======== DATASET CONTENT

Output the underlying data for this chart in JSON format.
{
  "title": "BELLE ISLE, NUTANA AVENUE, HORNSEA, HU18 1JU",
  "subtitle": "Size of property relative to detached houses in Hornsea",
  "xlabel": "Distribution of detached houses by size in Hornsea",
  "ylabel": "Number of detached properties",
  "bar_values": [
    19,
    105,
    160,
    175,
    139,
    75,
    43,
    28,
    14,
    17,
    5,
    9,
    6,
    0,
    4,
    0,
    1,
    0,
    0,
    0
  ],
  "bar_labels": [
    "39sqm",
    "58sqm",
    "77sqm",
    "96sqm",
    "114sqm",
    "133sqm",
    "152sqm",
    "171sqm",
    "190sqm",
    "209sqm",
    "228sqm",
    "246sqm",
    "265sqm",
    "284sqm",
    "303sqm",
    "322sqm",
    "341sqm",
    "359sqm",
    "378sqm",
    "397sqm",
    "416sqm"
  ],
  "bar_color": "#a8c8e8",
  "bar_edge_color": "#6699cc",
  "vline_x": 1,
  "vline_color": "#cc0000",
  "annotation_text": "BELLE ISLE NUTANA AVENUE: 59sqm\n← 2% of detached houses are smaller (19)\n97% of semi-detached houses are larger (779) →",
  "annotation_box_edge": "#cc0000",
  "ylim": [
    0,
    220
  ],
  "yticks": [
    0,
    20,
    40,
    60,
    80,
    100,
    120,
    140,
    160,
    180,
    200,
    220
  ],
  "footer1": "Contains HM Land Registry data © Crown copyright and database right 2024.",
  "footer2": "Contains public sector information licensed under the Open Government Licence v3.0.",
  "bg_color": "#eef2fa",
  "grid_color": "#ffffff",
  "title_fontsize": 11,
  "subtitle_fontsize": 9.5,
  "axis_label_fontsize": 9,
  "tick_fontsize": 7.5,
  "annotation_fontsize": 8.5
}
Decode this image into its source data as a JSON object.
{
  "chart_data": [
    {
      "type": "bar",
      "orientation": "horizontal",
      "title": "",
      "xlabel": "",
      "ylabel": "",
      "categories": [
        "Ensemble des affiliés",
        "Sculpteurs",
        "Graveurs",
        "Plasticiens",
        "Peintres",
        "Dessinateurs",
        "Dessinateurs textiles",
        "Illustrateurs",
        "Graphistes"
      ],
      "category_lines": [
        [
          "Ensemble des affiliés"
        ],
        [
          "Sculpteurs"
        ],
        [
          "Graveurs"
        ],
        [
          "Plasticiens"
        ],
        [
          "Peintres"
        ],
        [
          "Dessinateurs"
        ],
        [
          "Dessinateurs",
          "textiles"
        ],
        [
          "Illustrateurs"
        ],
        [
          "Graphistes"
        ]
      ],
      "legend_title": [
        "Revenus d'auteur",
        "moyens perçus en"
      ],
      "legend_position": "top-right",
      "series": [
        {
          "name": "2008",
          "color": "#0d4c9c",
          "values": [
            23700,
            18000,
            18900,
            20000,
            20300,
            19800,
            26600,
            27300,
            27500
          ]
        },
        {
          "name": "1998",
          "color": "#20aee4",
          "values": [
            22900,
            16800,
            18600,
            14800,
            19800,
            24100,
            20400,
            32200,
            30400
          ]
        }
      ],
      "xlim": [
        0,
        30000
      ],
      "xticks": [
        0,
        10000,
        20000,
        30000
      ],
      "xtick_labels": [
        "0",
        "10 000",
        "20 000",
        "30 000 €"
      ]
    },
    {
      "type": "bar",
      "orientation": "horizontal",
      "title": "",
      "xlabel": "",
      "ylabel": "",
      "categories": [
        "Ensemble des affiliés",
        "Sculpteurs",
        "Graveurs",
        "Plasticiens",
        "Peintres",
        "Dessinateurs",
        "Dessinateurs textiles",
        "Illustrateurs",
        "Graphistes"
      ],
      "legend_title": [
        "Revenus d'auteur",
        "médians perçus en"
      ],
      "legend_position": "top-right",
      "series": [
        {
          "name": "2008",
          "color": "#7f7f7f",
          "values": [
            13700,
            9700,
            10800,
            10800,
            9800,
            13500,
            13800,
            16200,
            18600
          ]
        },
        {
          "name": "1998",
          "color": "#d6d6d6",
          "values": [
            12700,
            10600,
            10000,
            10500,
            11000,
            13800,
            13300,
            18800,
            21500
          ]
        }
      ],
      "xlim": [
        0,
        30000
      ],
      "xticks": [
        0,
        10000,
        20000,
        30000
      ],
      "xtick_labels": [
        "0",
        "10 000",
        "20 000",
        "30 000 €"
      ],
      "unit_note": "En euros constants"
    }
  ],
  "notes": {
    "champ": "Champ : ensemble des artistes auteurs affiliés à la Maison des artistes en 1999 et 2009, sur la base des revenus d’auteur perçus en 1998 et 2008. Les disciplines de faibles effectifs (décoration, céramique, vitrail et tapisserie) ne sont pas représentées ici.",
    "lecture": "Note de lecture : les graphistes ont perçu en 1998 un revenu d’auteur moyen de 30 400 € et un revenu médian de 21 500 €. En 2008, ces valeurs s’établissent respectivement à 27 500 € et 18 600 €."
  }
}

================

◆ WHAT NEEDS TO BE DONE
Copy all the lines, exactly.

◆ PROBLEM SOLUTION
Output the underlying data for this chart in JSON format.
{
  "title": "BELLE ISLE, NUTANA AVENUE, HORNSEA, HU18 1JU",
  "subtitle": "Size of property relative to detached houses in Hornsea",
  "xlabel": "Distribution of detached houses by size in Hornsea",
  "ylabel": "Number of detached properties",
  "bar_values": [
    19,
    105,
    160,
    175,
    139,
    75,
    43,
    28,
    14,
    17,
    5,
    9,
    6,
    0,
    4,
    0,
    1,
    0,
    0,
    0
  ],
  "bar_labels": [
    "39sqm",
    "58sqm",
    "77sqm",
    "96sqm",
    "114sqm",
    "133sqm",
    "152sqm",
    "171sqm",
    "190sqm",
    "209sqm",
    "228sqm",
    "246sqm",
    "265sqm",
    "284sqm",
    "303sqm",
    "322sqm",
    "341sqm",
    "359sqm",
    "378sqm",
    "397sqm",
    "416sqm"
  ],
  "bar_color": "#a8c8e8",
  "bar_edge_color": "#6699cc",
  "vline_x": 1,
  "vline_color": "#cc0000",
  "annotation_text": "BELLE ISLE NUTANA AVENUE: 59sqm\n← 2% of detached houses are smaller (19)\n97% of semi-detached houses are larger (779) →",
  "annotation_box_edge": "#cc0000",
  "ylim": [
    0,
    220
  ],
  "yticks": [
    0,
    20,
    40,
    60,
    80,
    100,
    120,
    140,
    160,
    180,
    200,
    220
  ],
  "footer1": "Contains HM Land Registry data © Crown copyright and database right 2024.",
  "footer2": "Contains public sector information licensed under the Open Government Licence v3.0.",
  "bg_color": "#eef2fa",
  "grid_color": "#ffffff",
  "title_fontsize": 11,
  "subtitle_fontsize": 9.5,
  "axis_label_fontsize": 9,
  "tick_fontsize": 7.5,
  "annotation_fontsize": 8.5
}
Decode this image into its source data as a JSON object.
{
  "chart_data": [
    {
      "type": "bar",
      "orientation": "horizontal",
      "title": "",
      "xlabel": "",
      "ylabel": "",
      "categories": [
        "Ensemble des affiliés",
        "Sculpteurs",
        "Graveurs",
        "Plasticiens",
        "Peintres",
        "Dessinateurs",
        "Dessinateurs textiles",
        "Illustrateurs",
        "Graphistes"
      ],
      "category_lines": [
        [
          "Ensemble des affiliés"
        ],
        [
          "Sculpteurs"
        ],
        [
          "Graveurs"
        ],
        [
          "Plasticiens"
        ],
        [
          "Peintres"
        ],
        [
          "Dessinateurs"
        ],
        [
          "Dessinateurs",
          "textiles"
        ],
        [
          "Illustrateurs"
        ],
        [
          "Graphistes"
        ]
      ],
      "legend_title": [
        "Revenus d'auteur",
        "moyens perçus en"
      ],
      "legend_position": "top-right",
      "series": [
        {
          "name": "2008",
          "color": "#0d4c9c",
          "values": [
            23700,
            18000,
            18900,
            20000,
            20300,
            19800,
            26600,
            27300,
            27500
          ]
        },
        {
          "name": "1998",
          "color": "#20aee4",
          "values": [
            22900,
            16800,
            18600,
            14800,
            19800,
            24100,
            20400,
            32200,
            30400
          ]
        }
      ],
      "xlim": [
        0,
        30000
      ],
      "xticks": [
        0,
        10000,
        20000,
        30000
      ],
      "xtick_labels": [
        "0",
        "10 000",
        "20 000",
        "30 000 €"
      ]
    },
    {
      "type": "bar",
      "orientation": "horizontal",
      "title": "",
      "xlabel": "",
      "ylabel": "",
      "categories": [
        "Ensemble des affiliés",
        "Sculpteurs",
        "Graveurs",
        "Plasticiens",
        "Peintres",
        "Dessinateurs",
        "Dessinateurs textiles",
        "Illustrateurs",
        "Graphistes"
      ],
      "legend_title": [
        "Revenus d'auteur",
        "médians perçus en"
      ],
      "legend_position": "top-right",
      "series": [
        {
          "name": "2008",
          "color": "#7f7f7f",
          "values": [
            13700,
            9700,
            10800,
            10800,
            9800,
            13500,
            13800,
            16200,
            18600
          ]
        },
        {
          "name": "1998",
          "color": "#d6d6d6",
          "values": [
            12700,
            10600,
            10000,
            10500,
            11000,
            13800,
            13300,
            18800,
            21500
          ]
        }
      ],
      "xlim": [
        0,
        30000
      ],
      "xticks": [
        0,
        10000,
        20000,
        30000
      ],
      "xtick_labels": [
        "0",
        "10 000",
        "20 000",
        "30 000 €"
      ],
      "unit_note": "En euros constants"
    }
  ],
  "notes": {
    "champ": "Champ : ensemble des artistes auteurs affiliés à la Maison des artistes en 1999 et 2009, sur la base des revenus d’auteur perçus en 1998 et 2008. Les disciplines de faibles effectifs (décoration, céramique, vitrail et tapisserie) ne sont pas représentées ici.",
    "lecture": "Note de lecture : les graphistes ont perçu en 1998 un revenu d’auteur moyen de 30 400 € et un revenu médian de 21 500 €. En 2008, ces valeurs s’établissent respectivement à 27 500 € et 18 600 €."
  }
}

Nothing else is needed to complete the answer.